- Rows:
══════

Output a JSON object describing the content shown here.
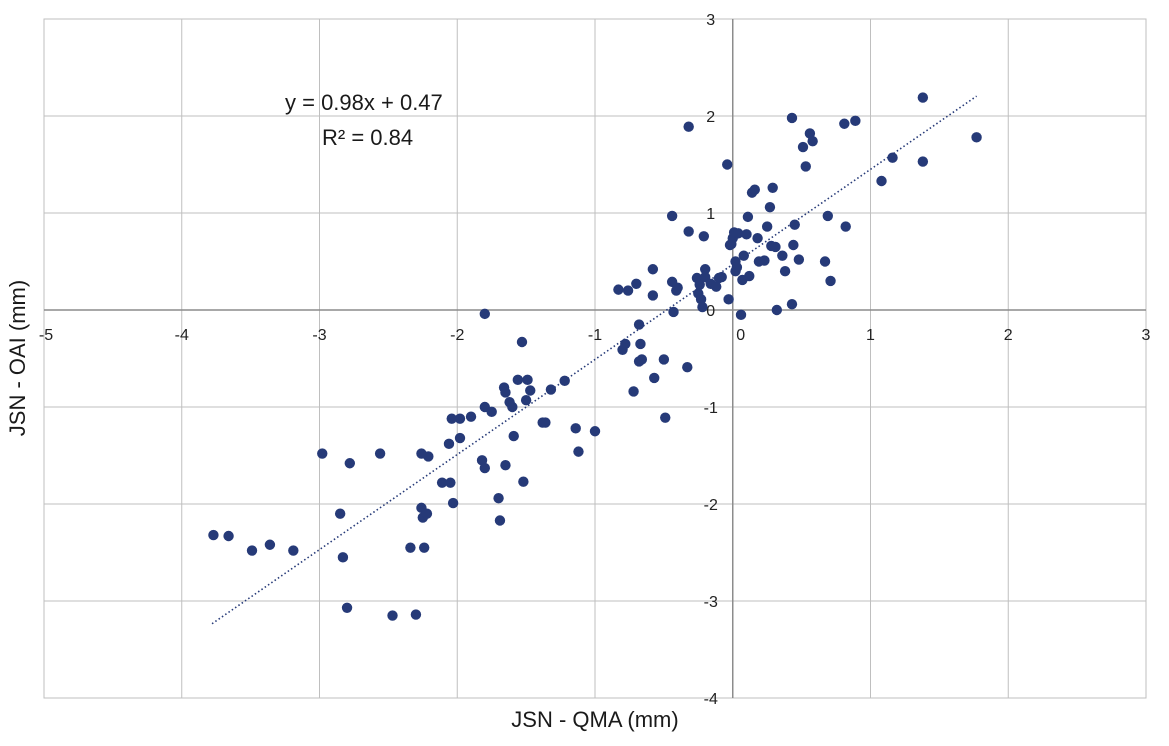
{
  "chart_data": {
    "type": "scatter",
    "xlabel": "JSN - QMA (mm)",
    "ylabel": "JSN - OAI (mm)",
    "xlim": [
      -5,
      3
    ],
    "ylim": [
      -4,
      3
    ],
    "x_ticks": [
      "-5",
      "-4",
      "-3",
      "-2",
      "-1",
      "0",
      "1",
      "2",
      "3"
    ],
    "y_ticks": [
      "3",
      "2",
      "1",
      "0",
      "-1",
      "-2",
      "-3",
      "-4"
    ],
    "grid": true,
    "marker_color": "#263a78",
    "trendline": {
      "type": "linear",
      "slope": 0.98,
      "intercept": 0.47,
      "x_range": [
        -3.78,
        1.77
      ],
      "equation": "y = 0.98x + 0.47",
      "r_squared": "R² = 0.84",
      "style": "dotted",
      "color": "#263a78"
    },
    "points": [
      [
        -3.77,
        -2.32
      ],
      [
        -3.66,
        -2.33
      ],
      [
        -3.49,
        -2.48
      ],
      [
        -3.36,
        -2.42
      ],
      [
        -3.19,
        -2.48
      ],
      [
        -2.98,
        -1.48
      ],
      [
        -2.85,
        -2.1
      ],
      [
        -2.83,
        -2.55
      ],
      [
        -2.8,
        -3.07
      ],
      [
        -2.78,
        -1.58
      ],
      [
        -2.56,
        -1.48
      ],
      [
        -2.47,
        -3.15
      ],
      [
        -2.34,
        -2.45
      ],
      [
        -2.3,
        -3.14
      ],
      [
        -2.26,
        -2.04
      ],
      [
        -2.26,
        -1.48
      ],
      [
        -2.25,
        -2.14
      ],
      [
        -2.24,
        -2.45
      ],
      [
        -2.22,
        -2.1
      ],
      [
        -2.21,
        -1.51
      ],
      [
        -2.11,
        -1.78
      ],
      [
        -2.06,
        -1.38
      ],
      [
        -2.05,
        -1.78
      ],
      [
        -2.04,
        -1.12
      ],
      [
        -2.03,
        -1.99
      ],
      [
        -1.98,
        -1.12
      ],
      [
        -1.98,
        -1.32
      ],
      [
        -1.9,
        -1.1
      ],
      [
        -1.82,
        -1.55
      ],
      [
        -1.8,
        -1.0
      ],
      [
        -1.8,
        -1.63
      ],
      [
        -1.8,
        -0.04
      ],
      [
        -1.75,
        -1.05
      ],
      [
        -1.7,
        -1.94
      ],
      [
        -1.69,
        -2.17
      ],
      [
        -1.66,
        -0.8
      ],
      [
        -1.65,
        -0.85
      ],
      [
        -1.65,
        -1.6
      ],
      [
        -1.62,
        -0.95
      ],
      [
        -1.6,
        -1.0
      ],
      [
        -1.59,
        -1.3
      ],
      [
        -1.56,
        -0.72
      ],
      [
        -1.53,
        -0.33
      ],
      [
        -1.52,
        -1.77
      ],
      [
        -1.5,
        -0.93
      ],
      [
        -1.49,
        -0.72
      ],
      [
        -1.47,
        -0.83
      ],
      [
        -1.38,
        -1.16
      ],
      [
        -1.36,
        -1.16
      ],
      [
        -1.32,
        -0.82
      ],
      [
        -1.22,
        -0.73
      ],
      [
        -1.14,
        -1.22
      ],
      [
        -1.12,
        -1.46
      ],
      [
        -1.0,
        -1.25
      ],
      [
        -0.83,
        0.21
      ],
      [
        -0.8,
        -0.41
      ],
      [
        -0.78,
        -0.35
      ],
      [
        -0.76,
        0.2
      ],
      [
        -0.72,
        -0.84
      ],
      [
        -0.7,
        0.27
      ],
      [
        -0.68,
        -0.53
      ],
      [
        -0.68,
        -0.15
      ],
      [
        -0.67,
        -0.35
      ],
      [
        -0.66,
        -0.51
      ],
      [
        -0.58,
        0.42
      ],
      [
        -0.58,
        0.15
      ],
      [
        -0.57,
        -0.7
      ],
      [
        -0.5,
        -0.51
      ],
      [
        -0.49,
        -1.11
      ],
      [
        -0.44,
        0.29
      ],
      [
        -0.44,
        0.97
      ],
      [
        -0.43,
        -0.02
      ],
      [
        -0.41,
        0.2
      ],
      [
        -0.4,
        0.23
      ],
      [
        -0.33,
        -0.59
      ],
      [
        -0.32,
        1.89
      ],
      [
        -0.32,
        0.81
      ],
      [
        -0.26,
        0.33
      ],
      [
        -0.25,
        0.17
      ],
      [
        -0.24,
        0.26
      ],
      [
        -0.23,
        0.11
      ],
      [
        -0.22,
        0.03
      ],
      [
        -0.21,
        0.76
      ],
      [
        -0.2,
        0.42
      ],
      [
        -0.2,
        0.34
      ],
      [
        -0.16,
        0.27
      ],
      [
        -0.12,
        0.24
      ],
      [
        -0.1,
        0.33
      ],
      [
        -0.08,
        0.34
      ],
      [
        -0.04,
        1.5
      ],
      [
        -0.03,
        0.11
      ],
      [
        -0.02,
        0.67
      ],
      [
        -0.01,
        0.68
      ],
      [
        0.0,
        0.74
      ],
      [
        0.01,
        0.8
      ],
      [
        0.02,
        0.5
      ],
      [
        0.02,
        0.4
      ],
      [
        0.03,
        0.44
      ],
      [
        0.04,
        0.79
      ],
      [
        0.06,
        -0.05
      ],
      [
        0.07,
        0.31
      ],
      [
        0.08,
        0.56
      ],
      [
        0.1,
        0.78
      ],
      [
        0.11,
        0.96
      ],
      [
        0.12,
        0.35
      ],
      [
        0.14,
        1.21
      ],
      [
        0.16,
        1.24
      ],
      [
        0.18,
        0.74
      ],
      [
        0.19,
        0.5
      ],
      [
        0.23,
        0.51
      ],
      [
        0.25,
        0.86
      ],
      [
        0.27,
        1.06
      ],
      [
        0.28,
        0.66
      ],
      [
        0.29,
        1.26
      ],
      [
        0.31,
        0.65
      ],
      [
        0.32,
        0.0
      ],
      [
        0.36,
        0.56
      ],
      [
        0.38,
        0.4
      ],
      [
        0.43,
        0.06
      ],
      [
        0.43,
        1.98
      ],
      [
        0.44,
        0.67
      ],
      [
        0.45,
        0.88
      ],
      [
        0.48,
        0.52
      ],
      [
        0.51,
        1.68
      ],
      [
        0.53,
        1.48
      ],
      [
        0.56,
        1.82
      ],
      [
        0.58,
        1.74
      ],
      [
        0.67,
        0.5
      ],
      [
        0.69,
        0.97
      ],
      [
        0.71,
        0.3
      ],
      [
        0.81,
        1.92
      ],
      [
        0.82,
        0.86
      ],
      [
        0.89,
        1.95
      ],
      [
        1.08,
        1.33
      ],
      [
        1.16,
        1.57
      ],
      [
        1.38,
        2.19
      ],
      [
        1.38,
        1.53
      ],
      [
        1.77,
        1.78
      ]
    ]
  }
}
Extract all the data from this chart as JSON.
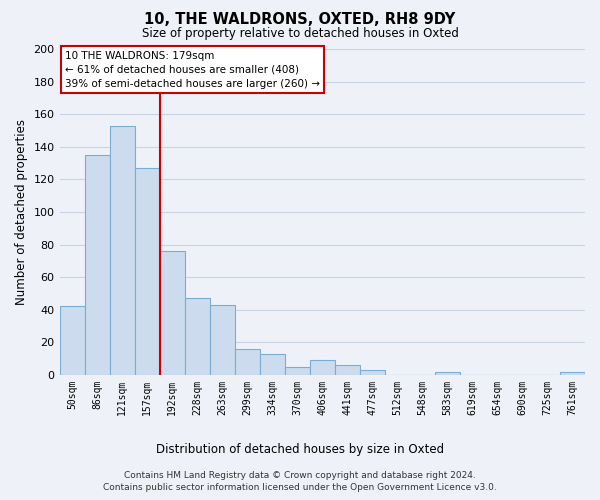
{
  "title": "10, THE WALDRONS, OXTED, RH8 9DY",
  "subtitle": "Size of property relative to detached houses in Oxted",
  "xlabel": "Distribution of detached houses by size in Oxted",
  "ylabel": "Number of detached properties",
  "footer_line1": "Contains HM Land Registry data © Crown copyright and database right 2024.",
  "footer_line2": "Contains public sector information licensed under the Open Government Licence v3.0.",
  "bar_labels": [
    "50sqm",
    "86sqm",
    "121sqm",
    "157sqm",
    "192sqm",
    "228sqm",
    "263sqm",
    "299sqm",
    "334sqm",
    "370sqm",
    "406sqm",
    "441sqm",
    "477sqm",
    "512sqm",
    "548sqm",
    "583sqm",
    "619sqm",
    "654sqm",
    "690sqm",
    "725sqm",
    "761sqm"
  ],
  "bar_values": [
    42,
    135,
    153,
    127,
    76,
    47,
    43,
    16,
    13,
    5,
    9,
    6,
    3,
    0,
    0,
    2,
    0,
    0,
    0,
    0,
    2
  ],
  "bar_color": "#ccdcee",
  "bar_edge_color": "#7aadd4",
  "ylim": [
    0,
    200
  ],
  "yticks": [
    0,
    20,
    40,
    60,
    80,
    100,
    120,
    140,
    160,
    180,
    200
  ],
  "vline_x": 3.5,
  "vline_color": "#cc0000",
  "annotation_line1": "10 THE WALDRONS: 179sqm",
  "annotation_line2": "← 61% of detached houses are smaller (408)",
  "annotation_line3": "39% of semi-detached houses are larger (260) →",
  "annotation_box_color": "#ffffff",
  "annotation_box_edge": "#cc0000",
  "grid_color": "#c8d4e4",
  "background_color": "#eef2f8"
}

══════

- Task to carry out: Each line that contains the string "JSON" counts once; report how many such lines the entries have, giving only the number.

- Full output: 2